(Task goal): Copy each line that contains the word "регионального".

++++++++++

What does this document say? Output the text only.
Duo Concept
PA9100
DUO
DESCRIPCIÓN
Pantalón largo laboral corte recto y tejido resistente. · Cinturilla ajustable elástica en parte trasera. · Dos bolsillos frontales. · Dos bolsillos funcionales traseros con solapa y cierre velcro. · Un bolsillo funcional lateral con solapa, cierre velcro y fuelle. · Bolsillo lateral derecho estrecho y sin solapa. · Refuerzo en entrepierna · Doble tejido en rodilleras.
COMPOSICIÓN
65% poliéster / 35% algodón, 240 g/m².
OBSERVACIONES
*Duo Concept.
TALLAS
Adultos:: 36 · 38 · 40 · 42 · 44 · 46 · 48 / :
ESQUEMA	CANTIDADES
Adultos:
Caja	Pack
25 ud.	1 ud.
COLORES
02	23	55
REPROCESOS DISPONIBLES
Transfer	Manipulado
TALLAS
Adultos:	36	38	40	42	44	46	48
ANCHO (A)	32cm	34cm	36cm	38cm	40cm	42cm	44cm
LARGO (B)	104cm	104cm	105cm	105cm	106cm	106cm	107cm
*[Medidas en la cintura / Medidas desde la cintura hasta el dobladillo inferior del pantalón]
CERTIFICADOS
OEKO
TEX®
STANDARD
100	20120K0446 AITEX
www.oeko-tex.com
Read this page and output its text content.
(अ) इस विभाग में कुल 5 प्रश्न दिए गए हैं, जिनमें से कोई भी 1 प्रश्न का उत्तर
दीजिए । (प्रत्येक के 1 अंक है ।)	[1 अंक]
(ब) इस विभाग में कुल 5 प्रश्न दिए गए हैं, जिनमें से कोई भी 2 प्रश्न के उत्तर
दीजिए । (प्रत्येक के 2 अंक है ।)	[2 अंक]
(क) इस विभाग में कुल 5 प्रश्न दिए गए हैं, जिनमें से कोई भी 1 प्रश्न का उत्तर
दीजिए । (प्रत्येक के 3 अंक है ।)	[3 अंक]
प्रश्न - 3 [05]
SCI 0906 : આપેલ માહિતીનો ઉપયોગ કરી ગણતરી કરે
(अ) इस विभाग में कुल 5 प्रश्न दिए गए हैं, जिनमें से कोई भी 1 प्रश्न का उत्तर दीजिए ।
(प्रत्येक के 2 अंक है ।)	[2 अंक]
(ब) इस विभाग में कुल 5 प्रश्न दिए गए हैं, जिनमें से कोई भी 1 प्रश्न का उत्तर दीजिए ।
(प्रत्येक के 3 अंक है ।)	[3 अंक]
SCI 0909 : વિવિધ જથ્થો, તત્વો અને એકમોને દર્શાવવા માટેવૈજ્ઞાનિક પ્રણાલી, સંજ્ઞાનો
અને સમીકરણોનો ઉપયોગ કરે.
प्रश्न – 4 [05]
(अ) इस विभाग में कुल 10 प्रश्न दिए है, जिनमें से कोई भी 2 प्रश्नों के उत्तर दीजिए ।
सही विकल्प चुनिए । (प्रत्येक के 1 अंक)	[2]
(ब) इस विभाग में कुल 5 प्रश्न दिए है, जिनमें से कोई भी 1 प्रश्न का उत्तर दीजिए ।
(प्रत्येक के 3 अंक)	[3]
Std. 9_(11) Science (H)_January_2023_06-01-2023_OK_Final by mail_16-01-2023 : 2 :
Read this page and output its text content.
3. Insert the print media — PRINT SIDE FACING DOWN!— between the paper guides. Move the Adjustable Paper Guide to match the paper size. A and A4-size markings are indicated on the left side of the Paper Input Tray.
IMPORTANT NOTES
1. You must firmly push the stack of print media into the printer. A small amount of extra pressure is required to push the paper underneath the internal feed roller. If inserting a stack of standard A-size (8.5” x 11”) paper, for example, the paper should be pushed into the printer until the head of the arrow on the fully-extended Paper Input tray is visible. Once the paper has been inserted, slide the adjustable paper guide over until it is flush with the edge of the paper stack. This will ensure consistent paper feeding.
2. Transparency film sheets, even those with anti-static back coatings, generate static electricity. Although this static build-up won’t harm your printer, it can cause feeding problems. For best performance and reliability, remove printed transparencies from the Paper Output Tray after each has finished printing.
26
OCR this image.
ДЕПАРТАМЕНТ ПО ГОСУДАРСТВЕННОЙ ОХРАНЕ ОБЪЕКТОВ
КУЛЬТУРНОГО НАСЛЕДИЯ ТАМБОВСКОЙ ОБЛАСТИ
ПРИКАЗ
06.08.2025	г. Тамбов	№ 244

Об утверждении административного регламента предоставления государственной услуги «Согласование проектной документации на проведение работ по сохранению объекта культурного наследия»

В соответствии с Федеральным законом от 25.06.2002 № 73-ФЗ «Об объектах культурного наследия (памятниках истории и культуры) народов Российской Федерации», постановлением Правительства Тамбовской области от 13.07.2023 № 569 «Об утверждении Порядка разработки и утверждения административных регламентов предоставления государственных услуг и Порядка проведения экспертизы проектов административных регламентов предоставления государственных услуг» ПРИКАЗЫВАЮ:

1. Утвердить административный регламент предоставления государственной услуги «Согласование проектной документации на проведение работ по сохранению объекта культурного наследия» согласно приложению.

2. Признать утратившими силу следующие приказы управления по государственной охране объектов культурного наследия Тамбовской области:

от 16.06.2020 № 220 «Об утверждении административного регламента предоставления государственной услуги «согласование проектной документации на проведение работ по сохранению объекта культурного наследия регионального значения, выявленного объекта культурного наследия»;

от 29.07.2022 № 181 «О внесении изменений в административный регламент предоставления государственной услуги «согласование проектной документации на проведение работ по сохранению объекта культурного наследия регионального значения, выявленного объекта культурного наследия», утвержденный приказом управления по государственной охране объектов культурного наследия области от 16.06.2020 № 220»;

++++++++++

(Task result):
от 16.06.2020 № 220 «Об утверждении административного регламента предоставления государственной услуги «согласование проектной документации на проведение работ по сохранению объекта культурного наследия регионального значения, выявленного объекта культурного наследия»;
от 29.07.2022 № 181 «О внесении изменений в административный регламент предоставления государственной услуги «согласование проектной документации на проведение работ по сохранению объекта культурного наследия регионального значения, выявленного объекта культурного наследия», утвержденный приказом управления по государственной охране объектов культурного наследия области от 16.06.2020 № 220»;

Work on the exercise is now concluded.